PROMPT: Count the lines of the records that contain the string "type". Give only the number.

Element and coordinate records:
>>

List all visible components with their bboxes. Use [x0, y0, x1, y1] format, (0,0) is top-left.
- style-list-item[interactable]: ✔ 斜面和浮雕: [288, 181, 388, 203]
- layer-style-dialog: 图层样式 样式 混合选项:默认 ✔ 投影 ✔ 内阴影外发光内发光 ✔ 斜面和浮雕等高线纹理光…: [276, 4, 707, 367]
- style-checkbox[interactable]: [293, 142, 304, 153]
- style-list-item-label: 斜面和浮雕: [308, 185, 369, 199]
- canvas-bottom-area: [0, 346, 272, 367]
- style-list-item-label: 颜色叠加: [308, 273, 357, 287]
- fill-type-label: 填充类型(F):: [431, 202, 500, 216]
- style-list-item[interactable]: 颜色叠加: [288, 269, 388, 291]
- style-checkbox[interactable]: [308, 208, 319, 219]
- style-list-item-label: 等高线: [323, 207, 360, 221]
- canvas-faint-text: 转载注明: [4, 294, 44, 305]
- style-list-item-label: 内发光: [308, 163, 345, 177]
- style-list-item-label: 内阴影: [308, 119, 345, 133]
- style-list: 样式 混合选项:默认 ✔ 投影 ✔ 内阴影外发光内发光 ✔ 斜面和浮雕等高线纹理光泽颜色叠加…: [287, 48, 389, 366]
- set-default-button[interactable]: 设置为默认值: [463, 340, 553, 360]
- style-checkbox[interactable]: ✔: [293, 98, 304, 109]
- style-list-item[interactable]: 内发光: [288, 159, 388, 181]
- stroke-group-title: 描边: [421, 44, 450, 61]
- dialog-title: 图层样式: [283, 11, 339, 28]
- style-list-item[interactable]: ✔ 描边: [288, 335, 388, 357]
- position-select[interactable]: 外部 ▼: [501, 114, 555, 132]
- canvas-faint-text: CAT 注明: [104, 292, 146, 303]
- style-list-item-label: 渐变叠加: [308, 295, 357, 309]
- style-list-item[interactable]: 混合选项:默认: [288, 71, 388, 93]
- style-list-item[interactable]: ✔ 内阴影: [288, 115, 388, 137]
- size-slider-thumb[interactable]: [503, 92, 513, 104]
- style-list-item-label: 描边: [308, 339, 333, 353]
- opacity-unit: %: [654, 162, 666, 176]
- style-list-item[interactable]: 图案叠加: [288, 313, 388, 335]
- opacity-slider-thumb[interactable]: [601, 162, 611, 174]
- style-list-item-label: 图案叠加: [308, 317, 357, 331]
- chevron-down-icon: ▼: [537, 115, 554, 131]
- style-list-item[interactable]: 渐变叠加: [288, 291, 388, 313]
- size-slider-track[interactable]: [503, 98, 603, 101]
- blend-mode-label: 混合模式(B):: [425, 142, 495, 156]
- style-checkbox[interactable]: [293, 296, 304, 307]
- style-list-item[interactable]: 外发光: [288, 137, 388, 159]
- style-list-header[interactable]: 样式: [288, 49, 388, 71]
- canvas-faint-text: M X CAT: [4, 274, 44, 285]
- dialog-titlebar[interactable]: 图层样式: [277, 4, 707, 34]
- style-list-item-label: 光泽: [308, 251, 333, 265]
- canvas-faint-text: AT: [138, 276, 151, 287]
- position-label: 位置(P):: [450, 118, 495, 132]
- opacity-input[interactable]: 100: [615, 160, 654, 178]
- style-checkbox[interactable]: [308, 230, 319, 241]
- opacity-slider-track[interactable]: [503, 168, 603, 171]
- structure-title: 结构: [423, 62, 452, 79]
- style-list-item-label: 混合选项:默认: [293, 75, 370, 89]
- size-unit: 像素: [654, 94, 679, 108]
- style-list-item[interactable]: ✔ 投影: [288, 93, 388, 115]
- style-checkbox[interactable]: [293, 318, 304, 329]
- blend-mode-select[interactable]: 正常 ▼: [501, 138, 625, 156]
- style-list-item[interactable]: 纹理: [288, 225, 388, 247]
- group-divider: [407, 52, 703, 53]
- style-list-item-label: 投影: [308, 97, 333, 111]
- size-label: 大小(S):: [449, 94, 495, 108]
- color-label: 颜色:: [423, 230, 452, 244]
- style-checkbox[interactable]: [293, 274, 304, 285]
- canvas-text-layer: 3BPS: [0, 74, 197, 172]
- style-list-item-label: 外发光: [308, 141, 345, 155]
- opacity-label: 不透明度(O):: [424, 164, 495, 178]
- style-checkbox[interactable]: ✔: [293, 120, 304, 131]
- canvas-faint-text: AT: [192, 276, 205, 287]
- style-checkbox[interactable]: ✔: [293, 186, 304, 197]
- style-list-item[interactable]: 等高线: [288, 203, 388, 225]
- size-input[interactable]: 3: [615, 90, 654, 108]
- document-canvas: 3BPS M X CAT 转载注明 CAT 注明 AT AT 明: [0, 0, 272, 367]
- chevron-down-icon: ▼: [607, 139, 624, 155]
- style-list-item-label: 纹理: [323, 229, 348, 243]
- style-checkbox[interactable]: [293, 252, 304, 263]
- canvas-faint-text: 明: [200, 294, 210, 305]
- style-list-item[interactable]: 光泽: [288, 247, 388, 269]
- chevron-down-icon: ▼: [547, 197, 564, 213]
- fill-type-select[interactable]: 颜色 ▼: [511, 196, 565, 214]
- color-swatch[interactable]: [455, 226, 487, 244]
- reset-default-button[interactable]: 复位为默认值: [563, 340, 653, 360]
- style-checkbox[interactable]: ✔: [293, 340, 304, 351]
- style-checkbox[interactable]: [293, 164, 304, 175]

<<

THE COMPLETED TASK: 2